- TASK REQUIREMENTS
Copy out the entries word for word, from the line with "city-label-cayenne: CAYENNE: [477, 334, 548, 351]" up to and including the line with "chevron-right-icon: [7, 88, 16, 100]".

**********

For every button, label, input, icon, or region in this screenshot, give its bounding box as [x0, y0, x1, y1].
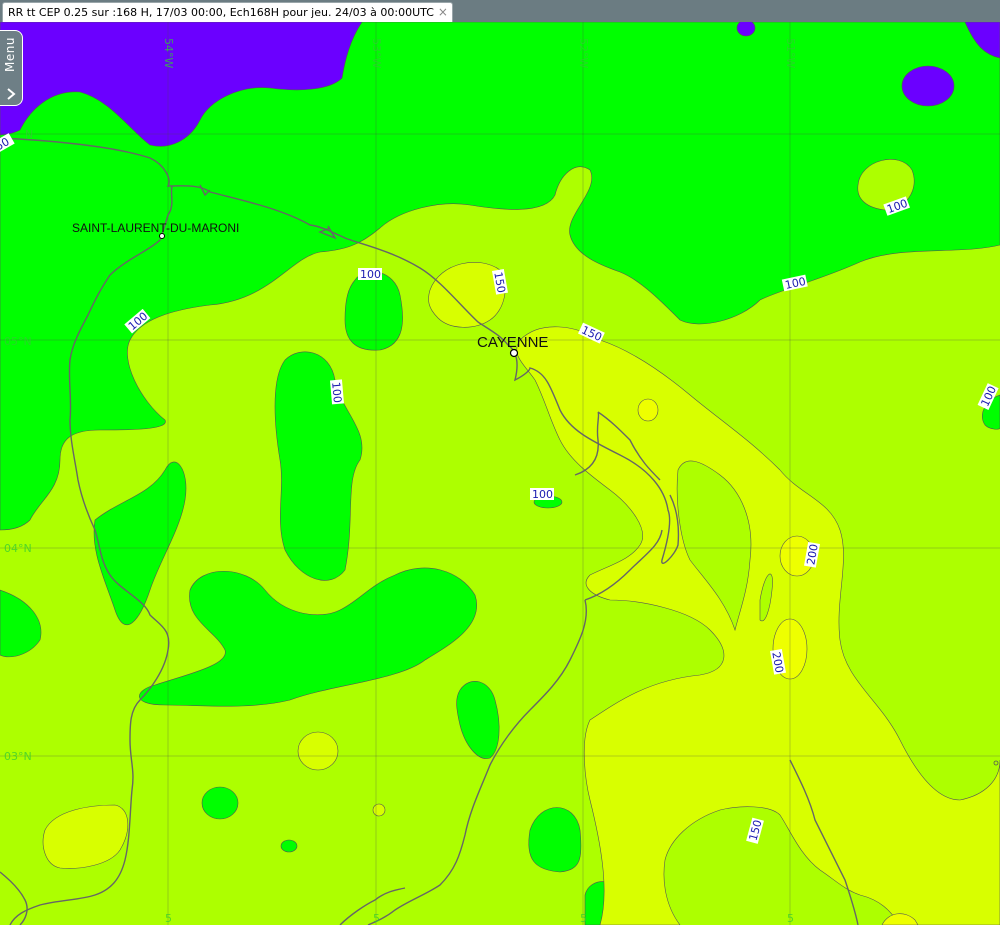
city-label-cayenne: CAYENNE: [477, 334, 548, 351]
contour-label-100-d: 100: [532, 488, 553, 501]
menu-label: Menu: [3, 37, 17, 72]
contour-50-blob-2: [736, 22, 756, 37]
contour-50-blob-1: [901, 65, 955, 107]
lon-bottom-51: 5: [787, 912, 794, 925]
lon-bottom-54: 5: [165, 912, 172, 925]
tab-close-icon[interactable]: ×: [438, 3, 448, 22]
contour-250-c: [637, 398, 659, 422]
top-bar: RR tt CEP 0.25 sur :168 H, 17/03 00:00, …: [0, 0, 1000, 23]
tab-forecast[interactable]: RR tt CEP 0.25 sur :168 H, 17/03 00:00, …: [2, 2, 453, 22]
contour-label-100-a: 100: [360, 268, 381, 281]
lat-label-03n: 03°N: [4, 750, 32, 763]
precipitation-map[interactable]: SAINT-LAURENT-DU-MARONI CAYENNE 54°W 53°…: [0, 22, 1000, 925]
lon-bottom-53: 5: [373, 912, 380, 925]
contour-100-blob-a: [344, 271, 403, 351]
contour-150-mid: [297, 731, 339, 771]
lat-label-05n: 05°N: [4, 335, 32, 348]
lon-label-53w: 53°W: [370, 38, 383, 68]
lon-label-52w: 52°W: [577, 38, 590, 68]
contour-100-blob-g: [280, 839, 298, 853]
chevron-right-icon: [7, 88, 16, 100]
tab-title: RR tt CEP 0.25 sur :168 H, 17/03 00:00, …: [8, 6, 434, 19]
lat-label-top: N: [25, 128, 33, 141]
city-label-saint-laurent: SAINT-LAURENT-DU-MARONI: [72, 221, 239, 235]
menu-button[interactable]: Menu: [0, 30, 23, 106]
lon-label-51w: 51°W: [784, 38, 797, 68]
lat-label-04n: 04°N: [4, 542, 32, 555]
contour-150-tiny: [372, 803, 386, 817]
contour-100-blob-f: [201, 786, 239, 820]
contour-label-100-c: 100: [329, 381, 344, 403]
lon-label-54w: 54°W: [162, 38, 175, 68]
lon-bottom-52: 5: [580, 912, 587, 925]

**********

- FULL SOLUTION
city-label-cayenne: CAYENNE: [477, 334, 548, 351]
contour-label-100-d: 100: [532, 488, 553, 501]
menu-label: Menu: [3, 37, 17, 72]
contour-50-blob-2: [736, 22, 756, 37]
contour-50-blob-1: [901, 65, 955, 107]
lon-bottom-51: 5: [787, 912, 794, 925]
lon-bottom-54: 5: [165, 912, 172, 925]
tab-close-icon[interactable]: ×: [438, 3, 448, 22]
contour-250-c: [637, 398, 659, 422]
top-bar: RR tt CEP 0.25 sur :168 H, 17/03 00:00, …: [0, 0, 1000, 23]
tab-forecast[interactable]: RR tt CEP 0.25 sur :168 H, 17/03 00:00, …: [2, 2, 453, 22]
contour-label-100-a: 100: [360, 268, 381, 281]
lat-label-03n: 03°N: [4, 750, 32, 763]
precipitation-map[interactable]: SAINT-LAURENT-DU-MARONI CAYENNE 54°W 53°…: [0, 22, 1000, 925]
lon-bottom-53: 5: [373, 912, 380, 925]
contour-100-blob-a: [344, 271, 403, 351]
contour-150-mid: [297, 731, 339, 771]
lat-label-05n: 05°N: [4, 335, 32, 348]
lon-label-53w: 53°W: [370, 38, 383, 68]
lon-label-52w: 52°W: [577, 38, 590, 68]
contour-100-blob-g: [280, 839, 298, 853]
chevron-right-icon: [7, 88, 16, 100]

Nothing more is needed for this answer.